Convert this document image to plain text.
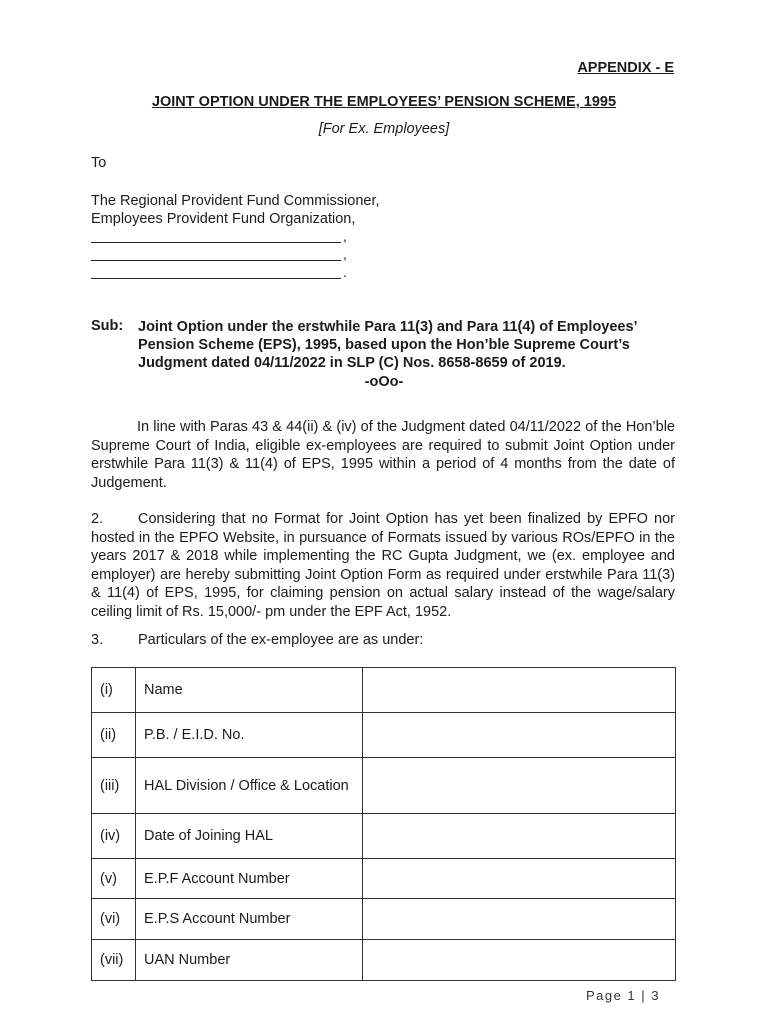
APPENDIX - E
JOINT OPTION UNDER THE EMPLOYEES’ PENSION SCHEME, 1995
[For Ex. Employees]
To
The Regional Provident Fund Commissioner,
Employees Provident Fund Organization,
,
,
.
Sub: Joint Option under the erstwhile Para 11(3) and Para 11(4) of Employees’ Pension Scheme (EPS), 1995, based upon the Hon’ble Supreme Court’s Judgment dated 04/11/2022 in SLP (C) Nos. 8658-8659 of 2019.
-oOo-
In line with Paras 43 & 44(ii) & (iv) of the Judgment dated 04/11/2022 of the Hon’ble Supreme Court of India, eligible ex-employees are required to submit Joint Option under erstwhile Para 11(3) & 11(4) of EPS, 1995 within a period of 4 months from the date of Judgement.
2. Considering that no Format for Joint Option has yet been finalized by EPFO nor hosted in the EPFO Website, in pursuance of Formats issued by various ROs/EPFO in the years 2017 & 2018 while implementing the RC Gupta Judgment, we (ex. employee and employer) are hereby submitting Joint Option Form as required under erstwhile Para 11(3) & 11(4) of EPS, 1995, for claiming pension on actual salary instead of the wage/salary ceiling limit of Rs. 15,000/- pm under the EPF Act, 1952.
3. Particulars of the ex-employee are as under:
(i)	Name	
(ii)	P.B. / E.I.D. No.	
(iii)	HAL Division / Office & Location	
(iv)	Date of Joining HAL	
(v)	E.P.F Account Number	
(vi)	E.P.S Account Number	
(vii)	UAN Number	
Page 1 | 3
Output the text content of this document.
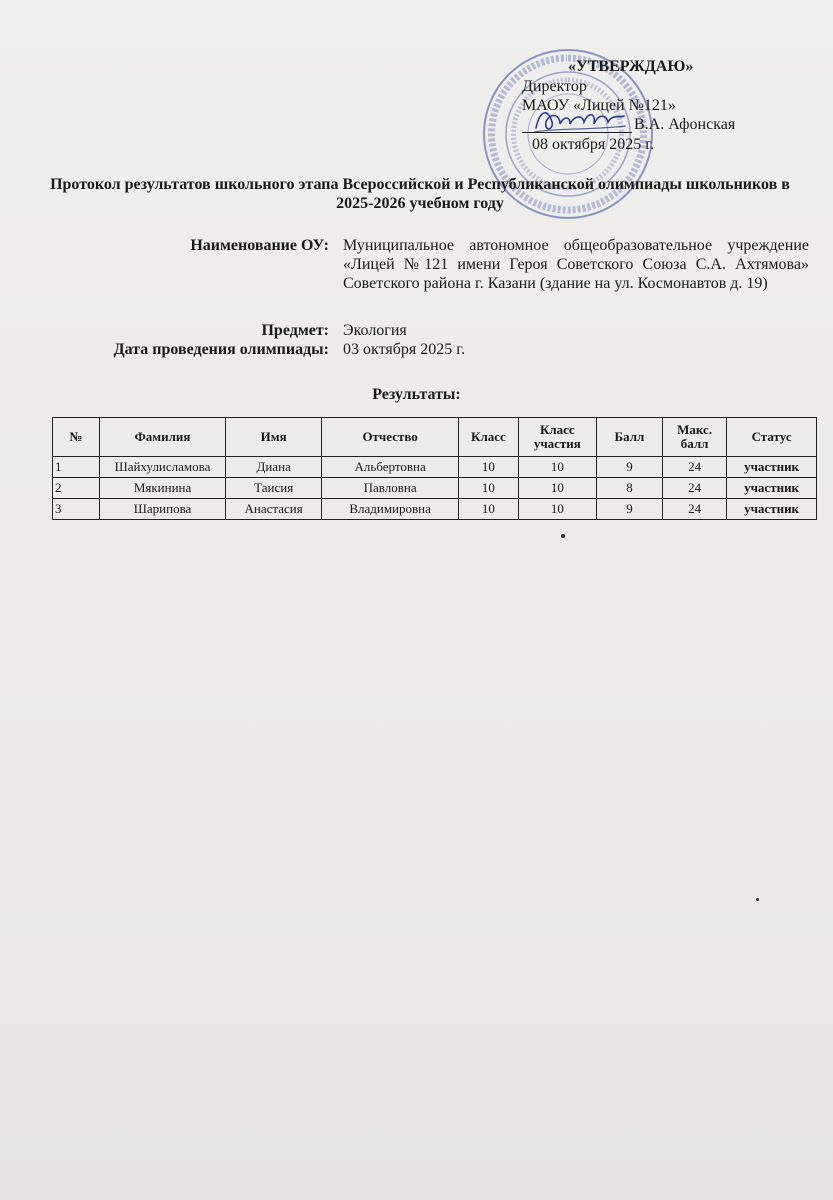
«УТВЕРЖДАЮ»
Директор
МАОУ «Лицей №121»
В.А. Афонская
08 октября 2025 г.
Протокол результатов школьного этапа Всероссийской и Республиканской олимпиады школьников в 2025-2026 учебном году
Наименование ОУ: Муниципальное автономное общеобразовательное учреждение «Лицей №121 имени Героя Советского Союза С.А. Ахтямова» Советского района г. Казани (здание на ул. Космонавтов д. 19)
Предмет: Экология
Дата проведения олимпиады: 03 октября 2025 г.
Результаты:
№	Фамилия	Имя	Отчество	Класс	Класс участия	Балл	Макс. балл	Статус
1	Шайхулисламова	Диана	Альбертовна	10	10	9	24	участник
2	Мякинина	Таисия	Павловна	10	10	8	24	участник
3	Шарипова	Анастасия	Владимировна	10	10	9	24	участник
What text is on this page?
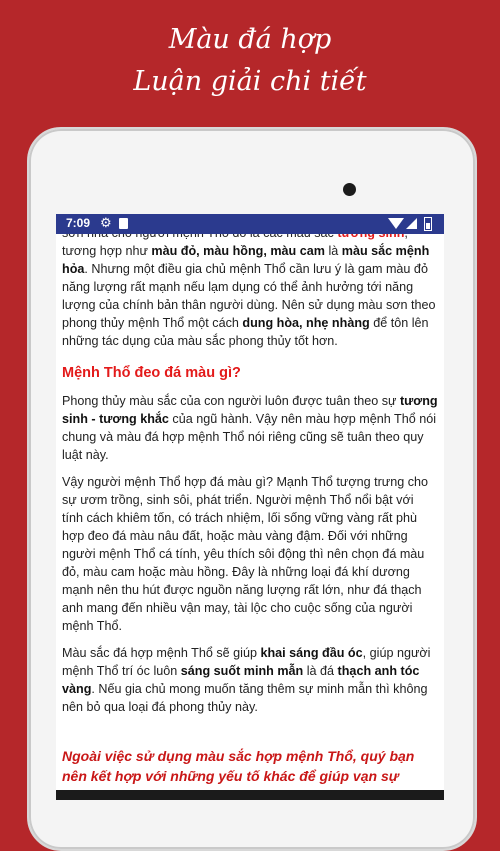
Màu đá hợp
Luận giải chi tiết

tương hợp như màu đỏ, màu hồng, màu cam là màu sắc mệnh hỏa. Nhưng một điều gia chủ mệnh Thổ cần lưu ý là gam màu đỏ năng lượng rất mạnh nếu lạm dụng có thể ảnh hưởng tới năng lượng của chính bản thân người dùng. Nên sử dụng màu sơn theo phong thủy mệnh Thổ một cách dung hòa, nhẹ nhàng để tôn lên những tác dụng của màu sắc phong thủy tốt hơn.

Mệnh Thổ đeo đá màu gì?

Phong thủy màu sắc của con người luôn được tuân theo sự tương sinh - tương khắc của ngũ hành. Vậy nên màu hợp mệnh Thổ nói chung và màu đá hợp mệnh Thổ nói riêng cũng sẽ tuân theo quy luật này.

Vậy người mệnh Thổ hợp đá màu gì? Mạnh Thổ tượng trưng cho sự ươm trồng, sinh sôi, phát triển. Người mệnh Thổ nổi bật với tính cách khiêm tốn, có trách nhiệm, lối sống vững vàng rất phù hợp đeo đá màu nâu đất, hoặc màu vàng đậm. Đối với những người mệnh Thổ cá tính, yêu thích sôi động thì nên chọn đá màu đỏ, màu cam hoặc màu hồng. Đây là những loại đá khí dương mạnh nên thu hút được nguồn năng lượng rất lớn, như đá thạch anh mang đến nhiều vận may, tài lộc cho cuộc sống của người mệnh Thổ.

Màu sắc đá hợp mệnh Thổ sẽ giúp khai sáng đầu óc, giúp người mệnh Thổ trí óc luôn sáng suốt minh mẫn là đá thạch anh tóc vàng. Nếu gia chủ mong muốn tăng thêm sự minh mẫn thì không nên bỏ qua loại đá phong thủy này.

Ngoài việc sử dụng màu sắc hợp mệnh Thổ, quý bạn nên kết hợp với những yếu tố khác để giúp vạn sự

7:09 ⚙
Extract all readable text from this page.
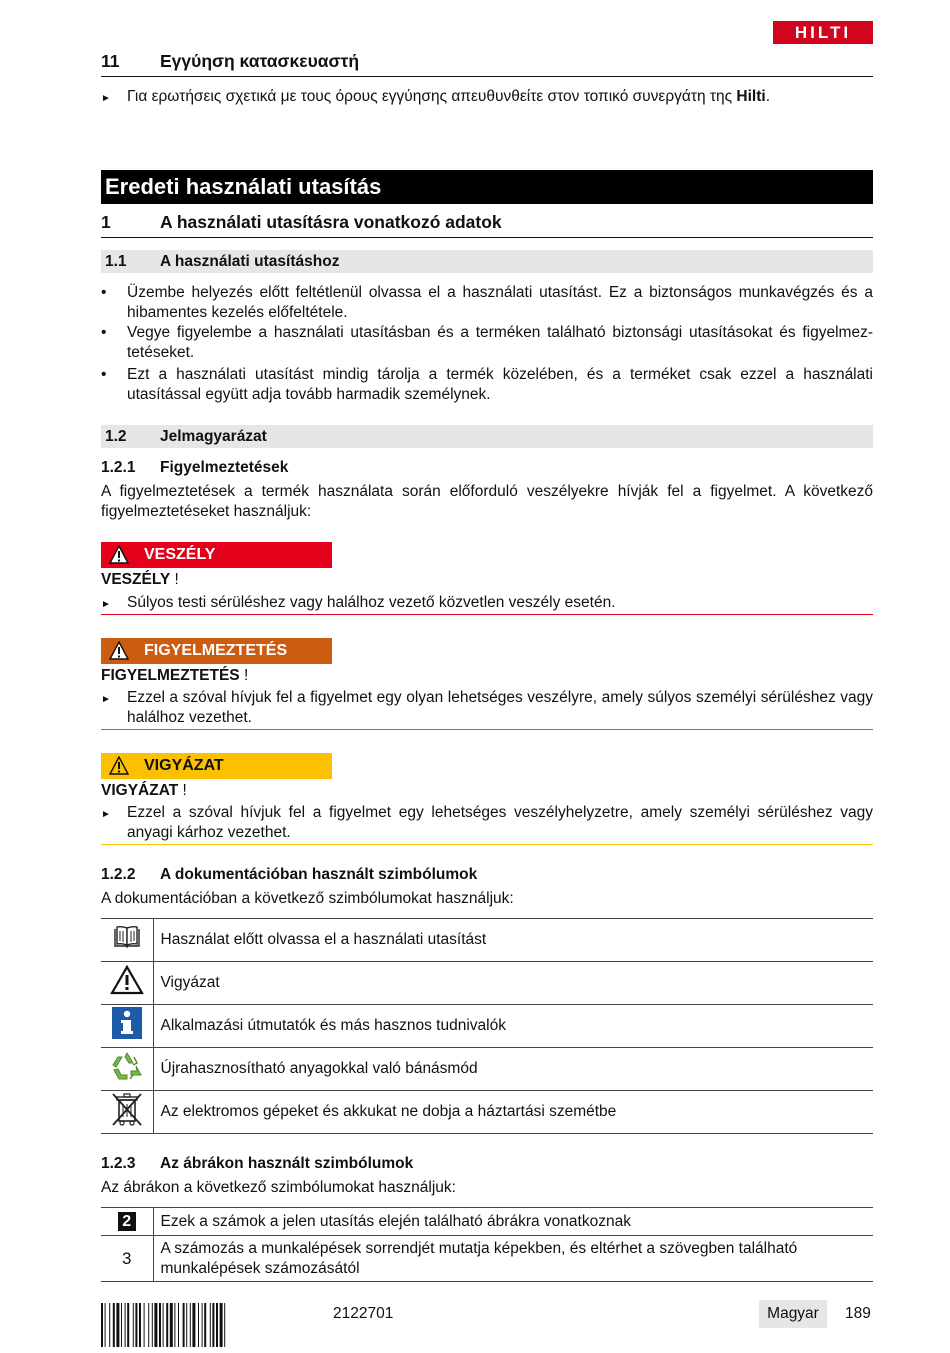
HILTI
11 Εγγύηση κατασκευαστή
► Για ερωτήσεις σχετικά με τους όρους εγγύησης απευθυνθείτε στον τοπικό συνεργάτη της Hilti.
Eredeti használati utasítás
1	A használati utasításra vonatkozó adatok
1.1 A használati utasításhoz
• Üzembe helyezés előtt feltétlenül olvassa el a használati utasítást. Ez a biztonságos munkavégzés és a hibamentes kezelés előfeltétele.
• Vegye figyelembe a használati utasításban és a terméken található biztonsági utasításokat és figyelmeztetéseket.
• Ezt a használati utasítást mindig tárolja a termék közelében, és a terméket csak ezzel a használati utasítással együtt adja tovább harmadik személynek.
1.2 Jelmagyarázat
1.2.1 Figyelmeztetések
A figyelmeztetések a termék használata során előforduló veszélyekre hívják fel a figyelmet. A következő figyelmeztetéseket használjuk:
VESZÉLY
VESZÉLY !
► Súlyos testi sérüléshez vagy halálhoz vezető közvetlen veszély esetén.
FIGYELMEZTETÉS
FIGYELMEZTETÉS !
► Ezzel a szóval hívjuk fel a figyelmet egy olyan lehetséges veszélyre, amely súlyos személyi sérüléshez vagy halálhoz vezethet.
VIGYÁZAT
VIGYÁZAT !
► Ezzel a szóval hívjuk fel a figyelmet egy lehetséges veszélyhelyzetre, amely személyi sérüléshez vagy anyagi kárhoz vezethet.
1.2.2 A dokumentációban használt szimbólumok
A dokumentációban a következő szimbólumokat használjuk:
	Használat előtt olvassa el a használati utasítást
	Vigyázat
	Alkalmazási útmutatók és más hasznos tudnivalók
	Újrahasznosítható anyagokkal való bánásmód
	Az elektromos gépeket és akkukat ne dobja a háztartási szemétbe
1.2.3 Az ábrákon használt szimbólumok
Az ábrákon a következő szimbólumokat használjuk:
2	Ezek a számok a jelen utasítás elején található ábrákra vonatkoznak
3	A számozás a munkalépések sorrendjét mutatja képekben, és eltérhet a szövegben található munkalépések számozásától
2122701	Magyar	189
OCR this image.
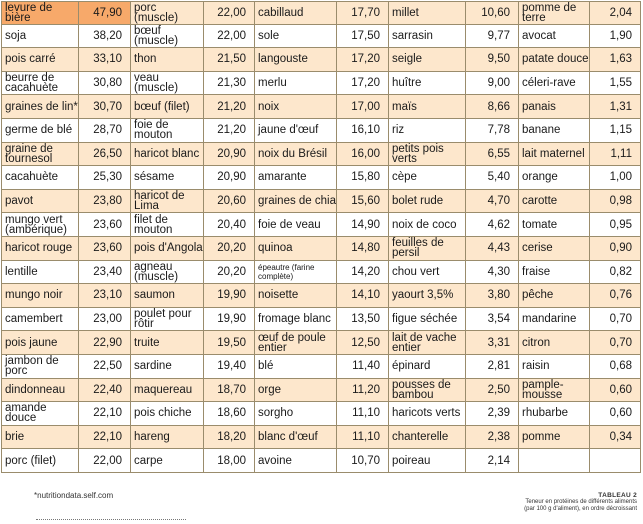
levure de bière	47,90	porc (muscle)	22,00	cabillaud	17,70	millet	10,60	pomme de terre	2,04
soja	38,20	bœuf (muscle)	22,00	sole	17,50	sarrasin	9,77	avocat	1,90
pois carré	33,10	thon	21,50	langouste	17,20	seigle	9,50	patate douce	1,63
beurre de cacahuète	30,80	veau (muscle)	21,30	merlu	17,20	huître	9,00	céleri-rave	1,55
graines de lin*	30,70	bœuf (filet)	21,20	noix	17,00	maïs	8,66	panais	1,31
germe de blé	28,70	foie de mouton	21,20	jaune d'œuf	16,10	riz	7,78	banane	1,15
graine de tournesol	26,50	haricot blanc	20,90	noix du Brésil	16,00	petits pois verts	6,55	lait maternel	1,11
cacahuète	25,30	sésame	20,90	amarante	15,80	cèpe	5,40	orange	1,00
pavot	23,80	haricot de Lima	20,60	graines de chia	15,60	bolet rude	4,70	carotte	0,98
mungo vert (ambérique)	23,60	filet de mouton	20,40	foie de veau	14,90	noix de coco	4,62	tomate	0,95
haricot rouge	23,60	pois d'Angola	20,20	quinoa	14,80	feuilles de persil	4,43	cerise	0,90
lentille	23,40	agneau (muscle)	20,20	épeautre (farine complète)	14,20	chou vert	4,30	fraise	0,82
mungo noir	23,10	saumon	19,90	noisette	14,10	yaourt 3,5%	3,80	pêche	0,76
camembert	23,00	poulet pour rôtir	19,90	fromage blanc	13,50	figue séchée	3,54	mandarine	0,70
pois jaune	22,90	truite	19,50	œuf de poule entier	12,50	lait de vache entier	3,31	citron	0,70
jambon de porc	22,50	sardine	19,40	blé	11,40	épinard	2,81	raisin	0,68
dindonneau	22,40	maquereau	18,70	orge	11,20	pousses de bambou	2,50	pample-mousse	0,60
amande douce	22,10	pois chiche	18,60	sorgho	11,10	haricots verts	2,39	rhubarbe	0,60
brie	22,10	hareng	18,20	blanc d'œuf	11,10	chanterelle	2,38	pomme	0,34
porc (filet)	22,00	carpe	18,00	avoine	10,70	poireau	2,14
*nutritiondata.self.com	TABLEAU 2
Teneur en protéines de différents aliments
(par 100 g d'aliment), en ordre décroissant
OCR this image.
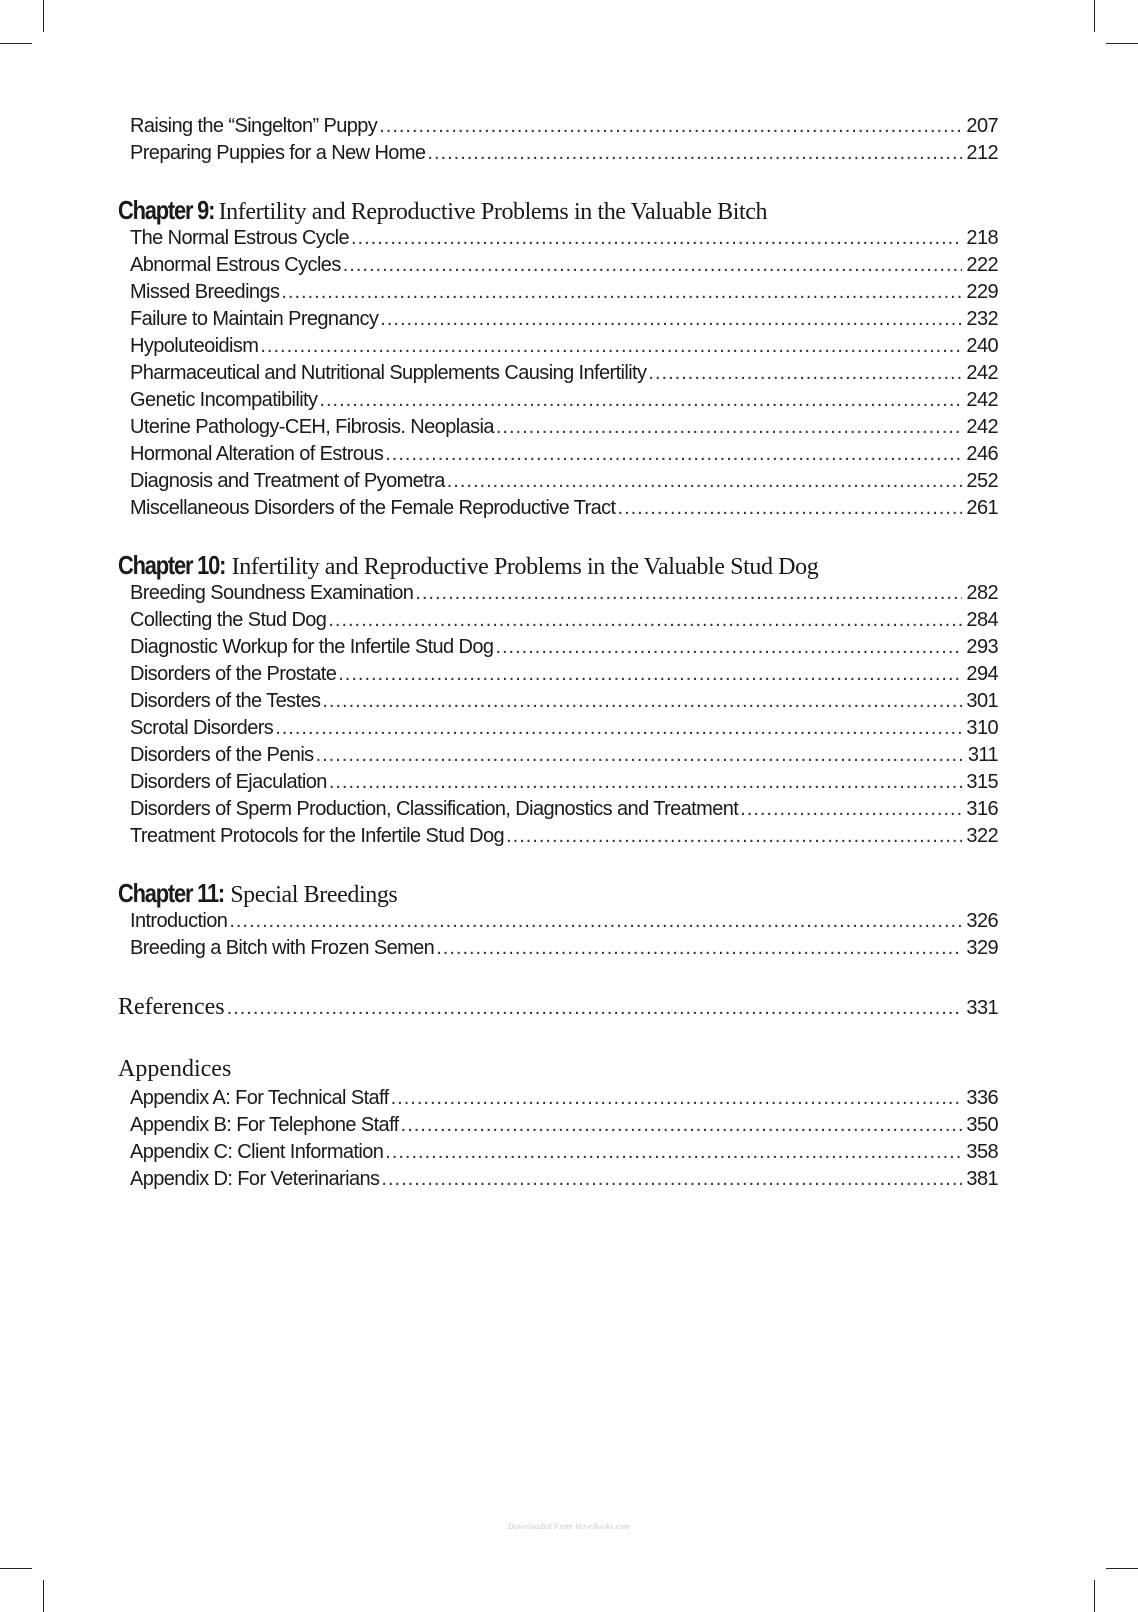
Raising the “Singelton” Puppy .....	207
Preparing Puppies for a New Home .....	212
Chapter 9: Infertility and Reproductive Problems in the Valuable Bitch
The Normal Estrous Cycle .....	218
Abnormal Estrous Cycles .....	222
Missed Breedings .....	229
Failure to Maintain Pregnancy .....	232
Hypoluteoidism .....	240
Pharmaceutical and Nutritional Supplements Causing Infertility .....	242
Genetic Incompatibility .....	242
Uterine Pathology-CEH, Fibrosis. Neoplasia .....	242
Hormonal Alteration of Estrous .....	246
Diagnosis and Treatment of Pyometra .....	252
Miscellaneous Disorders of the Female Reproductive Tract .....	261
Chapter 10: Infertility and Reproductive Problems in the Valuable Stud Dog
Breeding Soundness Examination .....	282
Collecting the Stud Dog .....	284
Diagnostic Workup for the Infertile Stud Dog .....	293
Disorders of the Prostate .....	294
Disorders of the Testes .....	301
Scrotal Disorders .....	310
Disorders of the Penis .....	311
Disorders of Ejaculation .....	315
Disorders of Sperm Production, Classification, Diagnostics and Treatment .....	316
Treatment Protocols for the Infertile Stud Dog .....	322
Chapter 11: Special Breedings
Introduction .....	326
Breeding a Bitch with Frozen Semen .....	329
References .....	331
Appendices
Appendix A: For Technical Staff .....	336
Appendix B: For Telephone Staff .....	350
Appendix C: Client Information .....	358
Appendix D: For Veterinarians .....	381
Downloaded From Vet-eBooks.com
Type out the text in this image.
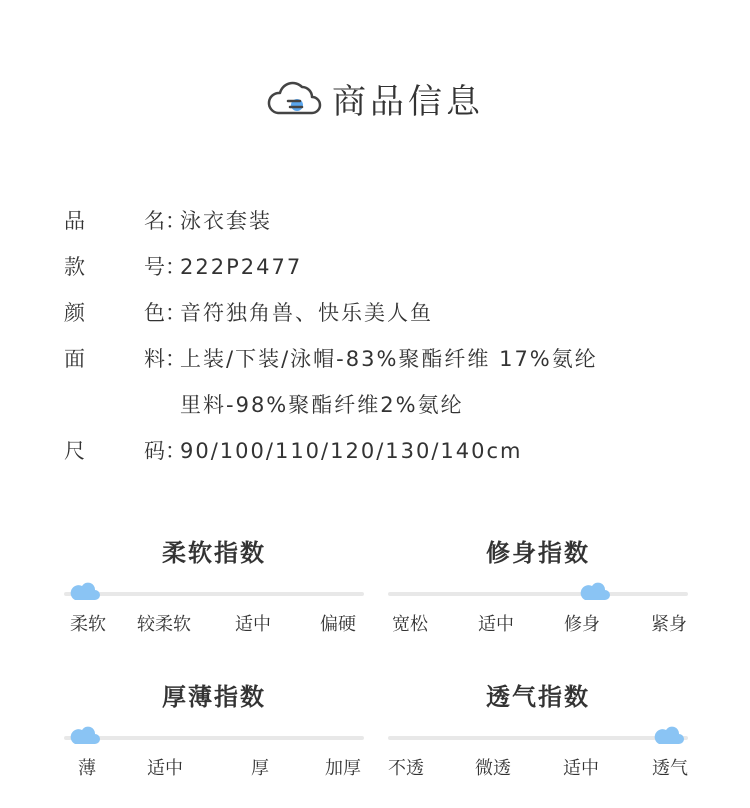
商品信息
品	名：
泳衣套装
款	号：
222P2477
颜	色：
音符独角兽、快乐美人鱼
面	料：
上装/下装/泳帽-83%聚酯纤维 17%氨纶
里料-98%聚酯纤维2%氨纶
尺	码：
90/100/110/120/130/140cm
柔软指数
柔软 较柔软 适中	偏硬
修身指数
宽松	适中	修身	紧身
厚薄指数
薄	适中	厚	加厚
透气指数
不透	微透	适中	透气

━━━━━━━━━━━━━━━━━━━━━━━━━━━━━━

Exercise:
Work out how many lines of the data above hold the word "használt", and write only the count.

Solution:
2